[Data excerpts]

######

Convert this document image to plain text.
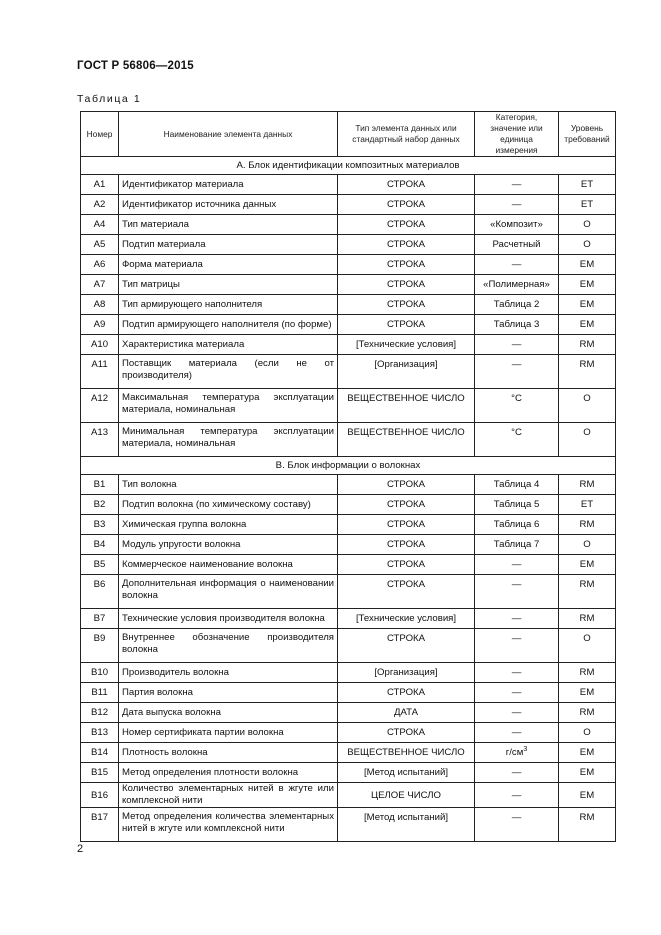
ГОСТ Р 56806—2015
Таблица 1
Номер	Наименование элемента данных	Тип элемента данных или стандартный набор данных	Категория, значение или единица измерения	Уровень требований
А. Блок идентификации композитных материалов				
А1	Идентификатор материала	СТРОКА	—	ЕТ
А2	Идентификатор источника данных	СТРОКА	—	ЕТ
А4	Тип материала	СТРОКА	«Композит»	О
А5	Подтип материала	СТРОКА	Расчетный	О
А6	Форма материала	СТРОКА	—	ЕМ
А7	Тип матрицы	СТРОКА	«Полимерная»	ЕМ
А8	Тип армирующего наполнителя	СТРОКА	Таблица 2	ЕМ
А9	Подтип армирующего наполнителя (по форме)	СТРОКА	Таблица 3	ЕМ
А10	Характеристика материала	[Технические условия]	—	RM
А11	Поставщик материала (если не от производителя)	[Организация]	—	RM
А12	Максимальная температура эксплуатации материала, номинальная	ВЕЩЕСТВЕННОЕ ЧИСЛО	°С	О
А13	Минимальная температура эксплуатации материала, номинальная	ВЕЩЕСТВЕННОЕ ЧИСЛО	°С	О
В. Блок информации о волокнах				
В1	Тип волокна	СТРОКА	Таблица 4	RM
В2	Подтип волокна (по химическому составу)	СТРОКА	Таблица 5	ЕТ
В3	Химическая группа волокна	СТРОКА	Таблица 6	RM
В4	Модуль упругости волокна	СТРОКА	Таблица 7	О
В5	Коммерческое наименование волокна	СТРОКА	—	ЕМ
В6	Дополнительная информация о наименовании волокна	СТРОКА	—	RM
В7	Технические условия производителя волокна	[Технические условия]	—	RM
В9	Внутреннее обозначение производителя волокна	СТРОКА	—	О
В10	Производитель волокна	[Организация]	—	RM
В11	Партия волокна	СТРОКА	—	ЕМ
В12	Дата выпуска волокна	ДАТА	—	RM
В13	Номер сертификата партии волокна	СТРОКА	—	О
В14	Плотность волокна	ВЕЩЕСТВЕННОЕ ЧИСЛО	$г/см^3$	ЕМ
В15	Метод определения плотности волокна	[Метод испытаний]	—	ЕМ
В16	Количество элементарных нитей в жгуте или комплексной нити	ЦЕЛОЕ ЧИСЛО	—	ЕМ
В17	Метод определения количества элементарных нитей в жгуте или комплексной нити	[Метод испытаний]	—	RM
2
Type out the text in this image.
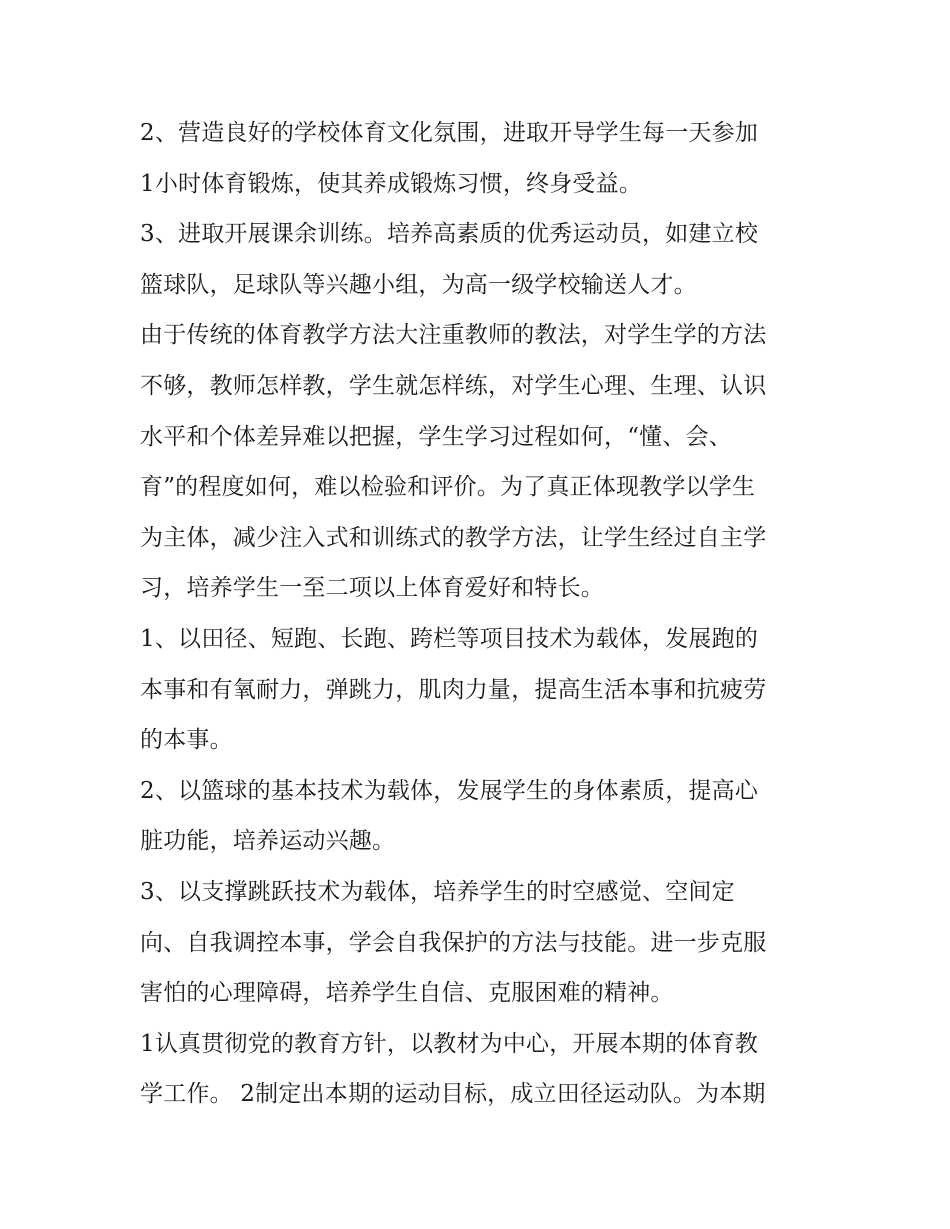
2、营造良好的学校体育文化氛围，进取开导学生每一天参加
1小时体育锻炼，使其养成锻炼习惯，终身受益。
3、进取开展课余训练。培养高素质的优秀运动员，如建立校
篮球队，足球队等兴趣小组，为高一级学校输送人才。
由于传统的体育教学方法大注重教师的教法，对学生学的方法
不够，教师怎样教，学生就怎样练，对学生心理、生理、认识
水平和个体差异难以把握，学生学习过程如何，“懂、会、
育”的程度如何，难以检验和评价。为了真正体现教学以学生
为主体，减少注入式和训练式的教学方法，让学生经过自主学
习，培养学生一至二项以上体育爱好和特长。
1、以田径、短跑、长跑、跨栏等项目技术为载体，发展跑的
本事和有氧耐力，弹跳力，肌肉力量，提高生活本事和抗疲劳
的本事。
2、以篮球的基本技术为载体，发展学生的身体素质，提高心
脏功能，培养运动兴趣。
3、以支撑跳跃技术为载体，培养学生的时空感觉、空间定
向、自我调控本事，学会自我保护的方法与技能。进一步克服
害怕的心理障碍，培养学生自信、克服困难的精神。
1认真贯彻党的教育方针，以教材为中心，开展本期的体育教
学工作。 2制定出本期的运动目标，成立田径运动队。为本期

######

**PROBLEM TO WORK ON**
Your task is to return the entries above exactly, with no pictures.

**FULL SOLUTION**
Convert this document image to plain text.
ГОСТ Р 56806—2015
Таблица 1
Номер	Наименование элемента данных	Тип элемента данных или стандартный набор данных	Категория, значение или единица измерения	Уровень требований
А. Блок идентификации композитных материалов				
А1	Идентификатор материала	СТРОКА	—	ЕТ
А2	Идентификатор источника данных	СТРОКА	—	ЕТ
А4	Тип материала	СТРОКА	«Композит»	О
А5	Подтип материала	СТРОКА	Расчетный	О
А6	Форма материала	СТРОКА	—	ЕМ
А7	Тип матрицы	СТРОКА	«Полимерная»	ЕМ
А8	Тип армирующего наполнителя	СТРОКА	Таблица 2	ЕМ
А9	Подтип армирующего наполнителя (по форме)	СТРОКА	Таблица 3	ЕМ
А10	Характеристика материала	[Технические условия]	—	RM
А11	Поставщик материала (если не от производителя)	[Организация]	—	RM
А12	Максимальная температура эксплуатации материала, номинальная	ВЕЩЕСТВЕННОЕ ЧИСЛО	°С	О
А13	Минимальная температура эксплуатации материала, номинальная	ВЕЩЕСТВЕННОЕ ЧИСЛО	°С	О
В. Блок информации о волокнах				
В1	Тип волокна	СТРОКА	Таблица 4	RM
В2	Подтип волокна (по химическому составу)	СТРОКА	Таблица 5	ЕТ
В3	Химическая группа волокна	СТРОКА	Таблица 6	RM
В4	Модуль упругости волокна	СТРОКА	Таблица 7	О
В5	Коммерческое наименование волокна	СТРОКА	—	ЕМ
В6	Дополнительная информация о наименовании волокна	СТРОКА	—	RM
В7	Технические условия производителя волокна	[Технические условия]	—	RM
В9	Внутреннее обозначение производителя волокна	СТРОКА	—	О
В10	Производитель волокна	[Организация]	—	RM
В11	Партия волокна	СТРОКА	—	ЕМ
В12	Дата выпуска волокна	ДАТА	—	RM
В13	Номер сертификата партии волокна	СТРОКА	—	О
В14	Плотность волокна	ВЕЩЕСТВЕННОЕ ЧИСЛО	$г/см^3$	ЕМ
В15	Метод определения плотности волокна	[Метод испытаний]	—	ЕМ
В16	Количество элементарных нитей в жгуте или комплексной нити	ЦЕЛОЕ ЧИСЛО	—	ЕМ
В17	Метод определения количества элементарных нитей в жгуте или комплексной нити	[Метод испытаний]	—	RM
2
Type out the text in this image.
2、营造良好的学校体育文化氛围，进取开导学生每一天参加
1小时体育锻炼，使其养成锻炼习惯，终身受益。
3、进取开展课余训练。培养高素质的优秀运动员，如建立校
篮球队，足球队等兴趣小组，为高一级学校输送人才。
由于传统的体育教学方法大注重教师的教法，对学生学的方法
不够，教师怎样教，学生就怎样练，对学生心理、生理、认识
水平和个体差异难以把握，学生学习过程如何，“懂、会、
育”的程度如何，难以检验和评价。为了真正体现教学以学生
为主体，减少注入式和训练式的教学方法，让学生经过自主学
习，培养学生一至二项以上体育爱好和特长。
1、以田径、短跑、长跑、跨栏等项目技术为载体，发展跑的
本事和有氧耐力，弹跳力，肌肉力量，提高生活本事和抗疲劳
的本事。
2、以篮球的基本技术为载体，发展学生的身体素质，提高心
脏功能，培养运动兴趣。
3、以支撑跳跃技术为载体，培养学生的时空感觉、空间定
向、自我调控本事，学会自我保护的方法与技能。进一步克服
害怕的心理障碍，培养学生自信、克服困难的精神。
1认真贯彻党的教育方针，以教材为中心，开展本期的体育教
学工作。 2制定出本期的运动目标，成立田径运动队。为本期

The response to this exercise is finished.